(Data records)
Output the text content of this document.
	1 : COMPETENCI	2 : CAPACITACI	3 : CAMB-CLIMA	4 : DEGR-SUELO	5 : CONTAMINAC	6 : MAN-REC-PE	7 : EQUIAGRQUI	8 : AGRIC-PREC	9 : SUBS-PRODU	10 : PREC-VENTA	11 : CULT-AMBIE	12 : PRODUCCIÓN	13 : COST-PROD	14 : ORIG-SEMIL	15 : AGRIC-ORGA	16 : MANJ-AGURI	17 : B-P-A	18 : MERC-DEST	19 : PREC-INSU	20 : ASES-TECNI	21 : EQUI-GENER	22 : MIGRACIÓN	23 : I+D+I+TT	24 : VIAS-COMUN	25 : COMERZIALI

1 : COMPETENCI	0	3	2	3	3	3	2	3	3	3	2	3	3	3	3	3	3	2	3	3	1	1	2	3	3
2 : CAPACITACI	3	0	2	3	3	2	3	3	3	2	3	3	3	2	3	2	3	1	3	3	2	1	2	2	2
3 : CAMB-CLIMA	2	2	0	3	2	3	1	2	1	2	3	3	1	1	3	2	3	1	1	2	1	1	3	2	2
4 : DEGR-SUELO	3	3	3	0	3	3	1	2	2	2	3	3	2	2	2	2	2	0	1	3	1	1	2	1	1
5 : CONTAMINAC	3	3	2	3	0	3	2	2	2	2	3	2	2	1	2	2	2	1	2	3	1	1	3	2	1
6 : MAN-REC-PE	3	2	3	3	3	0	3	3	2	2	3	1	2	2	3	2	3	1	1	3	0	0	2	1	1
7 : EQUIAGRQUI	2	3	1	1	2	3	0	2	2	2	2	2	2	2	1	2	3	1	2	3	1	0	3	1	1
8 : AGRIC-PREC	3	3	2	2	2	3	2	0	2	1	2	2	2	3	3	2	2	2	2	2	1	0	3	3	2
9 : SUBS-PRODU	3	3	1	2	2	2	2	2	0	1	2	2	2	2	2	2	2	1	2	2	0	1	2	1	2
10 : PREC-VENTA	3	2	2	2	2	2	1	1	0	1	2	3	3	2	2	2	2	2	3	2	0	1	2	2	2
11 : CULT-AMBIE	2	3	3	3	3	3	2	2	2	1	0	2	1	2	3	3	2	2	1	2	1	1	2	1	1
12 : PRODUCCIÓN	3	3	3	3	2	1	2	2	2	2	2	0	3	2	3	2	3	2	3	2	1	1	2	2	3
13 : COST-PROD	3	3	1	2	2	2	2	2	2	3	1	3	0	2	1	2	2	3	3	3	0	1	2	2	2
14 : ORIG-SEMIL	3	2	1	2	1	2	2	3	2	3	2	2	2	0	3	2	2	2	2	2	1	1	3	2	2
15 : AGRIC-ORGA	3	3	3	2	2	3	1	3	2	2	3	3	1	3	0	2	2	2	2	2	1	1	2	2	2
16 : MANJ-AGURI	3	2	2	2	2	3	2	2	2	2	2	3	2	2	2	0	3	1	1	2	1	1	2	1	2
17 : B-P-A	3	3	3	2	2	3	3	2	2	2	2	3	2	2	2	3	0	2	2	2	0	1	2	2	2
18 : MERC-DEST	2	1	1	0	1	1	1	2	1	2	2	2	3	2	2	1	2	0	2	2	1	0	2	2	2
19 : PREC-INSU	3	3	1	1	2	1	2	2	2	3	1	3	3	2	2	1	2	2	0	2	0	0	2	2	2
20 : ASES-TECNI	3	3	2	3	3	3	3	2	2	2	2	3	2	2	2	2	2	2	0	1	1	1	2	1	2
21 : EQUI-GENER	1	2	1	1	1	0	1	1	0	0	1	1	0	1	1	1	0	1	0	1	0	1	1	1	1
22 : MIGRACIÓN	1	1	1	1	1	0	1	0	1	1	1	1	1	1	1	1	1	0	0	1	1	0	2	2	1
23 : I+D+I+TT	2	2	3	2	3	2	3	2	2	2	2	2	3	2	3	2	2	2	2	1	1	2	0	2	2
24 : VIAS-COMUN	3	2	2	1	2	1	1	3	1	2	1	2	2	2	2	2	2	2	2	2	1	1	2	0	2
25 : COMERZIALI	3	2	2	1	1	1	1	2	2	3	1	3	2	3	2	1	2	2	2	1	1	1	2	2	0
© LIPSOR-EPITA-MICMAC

* INSTRUCTIONS FOR THE TASK: Take the entries above and transcribe them exactly.

* RESPONSE TO THIS TASK:
Output the text content of this document.
	1 : COMPETENCI	2 : CAPACITACI	3 : CAMB-CLIMA	4 : DEGR-SUELO	5 : CONTAMINAC	6 : MAN-REC-PE	7 : EQUIAGRQUI	8 : AGRIC-PREC	9 : SUBS-PRODU	10 : PREC-VENTA	11 : CULT-AMBIE	12 : PRODUCCIÓN	13 : COST-PROD	14 : ORIG-SEMIL	15 : AGRIC-ORGA	16 : MANJ-AGURI	17 : B-P-A	18 : MERC-DEST	19 : PREC-INSU	20 : ASES-TECNI	21 : EQUI-GENER	22 : MIGRACIÓN	23 : I+D+I+TT	24 : VIAS-COMUN	25 : COMERZIALI

1 : COMPETENCI	0	3	2	3	3	3	2	3	3	3	2	3	3	3	3	3	3	2	3	3	1	1	2	3	3
2 : CAPACITACI	3	0	2	3	3	2	3	3	3	2	3	3	3	2	3	2	3	1	3	3	2	1	2	2	2
3 : CAMB-CLIMA	2	2	0	3	2	3	1	2	1	2	3	3	1	1	3	2	3	1	1	2	1	1	3	2	2
4 : DEGR-SUELO	3	3	3	0	3	3	1	2	2	2	3	3	2	2	2	2	2	0	1	3	1	1	2	1	1
5 : CONTAMINAC	3	3	2	3	0	3	2	2	2	2	3	2	2	1	2	2	2	1	2	3	1	1	3	2	1
6 : MAN-REC-PE	3	2	3	3	3	0	3	3	2	2	3	1	2	2	3	2	3	1	1	3	0	0	2	1	1
7 : EQUIAGRQUI	2	3	1	1	2	3	0	2	2	2	2	2	2	2	1	2	3	1	2	3	1	0	3	1	1
8 : AGRIC-PREC	3	3	2	2	2	3	2	0	2	1	2	2	2	3	3	2	2	2	2	2	1	0	3	3	2
9 : SUBS-PRODU	3	3	1	2	2	2	2	2	0	1	2	2	2	2	2	2	2	1	2	2	0	1	2	1	2
10 : PREC-VENTA	3	2	2	2	2	2	1	1	0	1	2	3	3	2	2	2	2	2	3	2	0	1	2	2	2
11 : CULT-AMBIE	2	3	3	3	3	3	2	2	2	1	0	2	1	2	3	3	2	2	1	2	1	1	2	1	1
12 : PRODUCCIÓN	3	3	3	3	2	1	2	2	2	2	2	0	3	2	3	2	3	2	3	2	1	1	2	2	3
13 : COST-PROD	3	3	1	2	2	2	2	2	2	3	1	3	0	2	1	2	2	3	3	3	0	1	2	2	2
14 : ORIG-SEMIL	3	2	1	2	1	2	2	3	2	3	2	2	2	0	3	2	2	2	2	2	1	1	3	2	2
15 : AGRIC-ORGA	3	3	3	2	2	3	1	3	2	2	3	3	1	3	0	2	2	2	2	2	1	1	2	2	2
16 : MANJ-AGURI	3	2	2	2	2	3	2	2	2	2	2	3	2	2	2	0	3	1	1	2	1	1	2	1	2
17 : B-P-A	3	3	3	2	2	3	3	2	2	2	2	3	2	2	2	3	0	2	2	2	0	1	2	2	2
18 : MERC-DEST	2	1	1	0	1	1	1	2	1	2	2	2	3	2	2	1	2	0	2	2	1	0	2	2	2
19 : PREC-INSU	3	3	1	1	2	1	2	2	2	3	1	3	3	2	2	1	2	2	0	2	0	0	2	2	2
20 : ASES-TECNI	3	3	2	3	3	3	3	2	2	2	2	3	2	2	2	2	2	2	0	1	1	1	2	1	2
21 : EQUI-GENER	1	2	1	1	1	0	1	1	0	0	1	1	0	1	1	1	0	1	0	1	0	1	1	1	1
22 : MIGRACIÓN	1	1	1	1	1	0	1	0	1	1	1	1	1	1	1	1	1	0	0	1	1	0	2	2	1
23 : I+D+I+TT	2	2	3	2	3	2	3	2	2	2	2	2	3	2	3	2	2	2	2	1	1	2	0	2	2
24 : VIAS-COMUN	3	2	2	1	2	1	1	3	1	2	1	2	2	2	2	2	2	2	2	2	1	1	2	0	2
25 : COMERZIALI	3	2	2	1	1	1	1	2	2	3	1	3	2	3	2	1	2	2	2	1	1	1	2	2	0
© LIPSOR-EPITA-MICMAC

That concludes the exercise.